PASSAGE PROVIDED.
··········
Feature

The Jeweled Isle: Art from Sri Lanka at LACMA

By Perwana Nazif  |  Los Angeles, 18 January 2019

The Jeweled Isle: Art from Sri Lanka at LACMA

Exhibition view: The Jeweled Isle: Art from Sri Lanka, Los Angeles County Museum of Art (9 December 2018–23 June 2019). Courtesy Los Angeles County Museum of Art. Photo: © Museum Associates/LACMA.

The Jeweled Isle: Art from Sri Lanka at the Los Angeles County Museum of Art (9 December 2018–23 June 2019) is billed as the first comprehensive survey of Sri Lankan art organised by a U.S. museum, with around 240 works—including decorative objects, textiles, photographs, and historical works from the museum's own collection of Sri Lankan art—covering nearly two millennia. This wildly ambitious exhibition—whose curatorial statement claims to address nearly all Sri Lankan art from within the covered frame—is vaguely organised around three chronological sections, each according to the site of a major Sri Lankan capital city: Anuradhapura, the capital city of North Central Province (3rd century BCE–10th century CE), Polonnaruwa, once the seat of the Kingdom of Polonnaruwa (11th–13th century), and Kandy, the capital of the Central Province (15th–19th century). The show's title draws from the ancient Sanskrit and Greco-Roman texts and historical travel accounts that mention the island's abundance of precious gems and its tropical environment.

The exhibit is organised by Dr Robert L. Brown, curator in the South and Southeast Asian Art Department at LACMA and professor of Indian and Southeast Asian Art at UCLA, and Dr Tushara Bindu Gude, associate curator in the South and Southeast Asian Art Department at LACMA. No objects came from Sri Lankan museums due to government restrictions there, with most drawn from public and private collections in the United States, a few loans from the Victoria and Albert Museum in London, and 90 objects sourced from LACMA's own collection.

Exhibition view: The Jeweled Isle: Art from Sri Lanka, Los Angeles County Museum of Art (9 December 2018–23 June 2019). Courtesy Los Angeles County Museum of Art. Photo: © Museum Associates/LACMA.

Exhibition view: The Jeweled Isle: Art from Sri Lanka, Los Angeles County Museum of Art (9 December 2018–23 June 2019). Courtesy Los Angeles County Museum of Art. Photo: © Museum Associates/LACMA.
··········
COLLECTED MATERIAL.

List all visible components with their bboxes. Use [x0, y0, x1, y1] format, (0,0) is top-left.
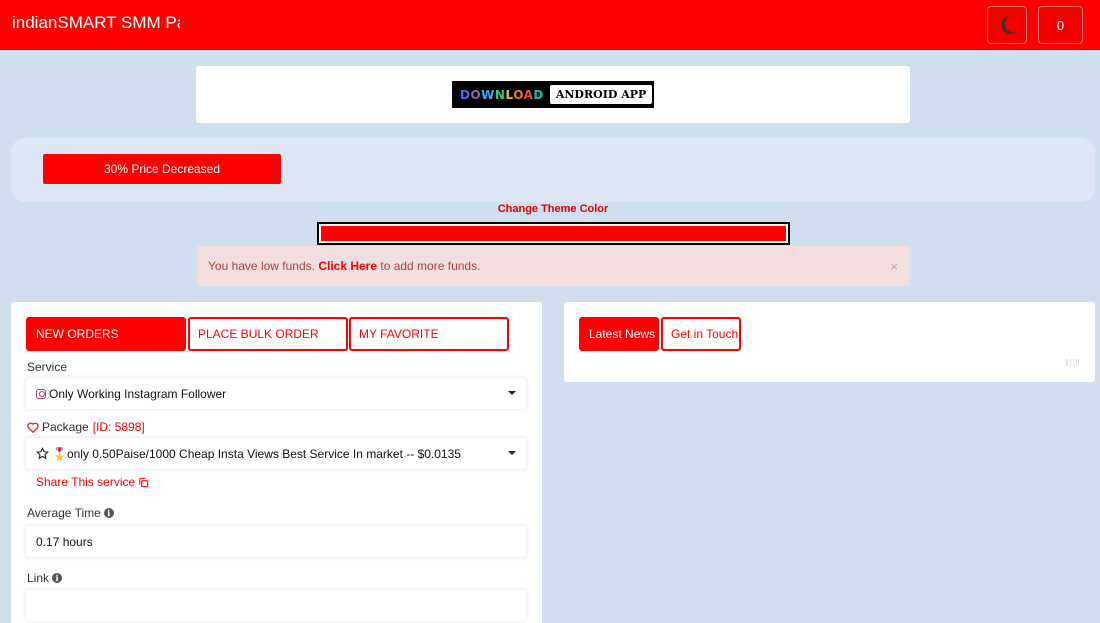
··········
Reproduce word for word everything in the review of the Sri Lankan art exhibition above, from "The exhibit is" down to "LACMA's own collection.".

TASK ANSWER.
The exhibit is organised by Dr Robert L. Brown, curator in the South and Southeast Asian Art Department at LACMA and professor of Indian and Southeast Asian Art at UCLA, and Dr Tushara Bindu Gude, associate curator in the South and Southeast Asian Art Department at LACMA. No objects came from Sri Lankan museums due to government restrictions there, with most drawn from public and private collections in the United States, a few loans from the Victoria and Albert Museum in London, and 90 objects sourced from LACMA's own collection.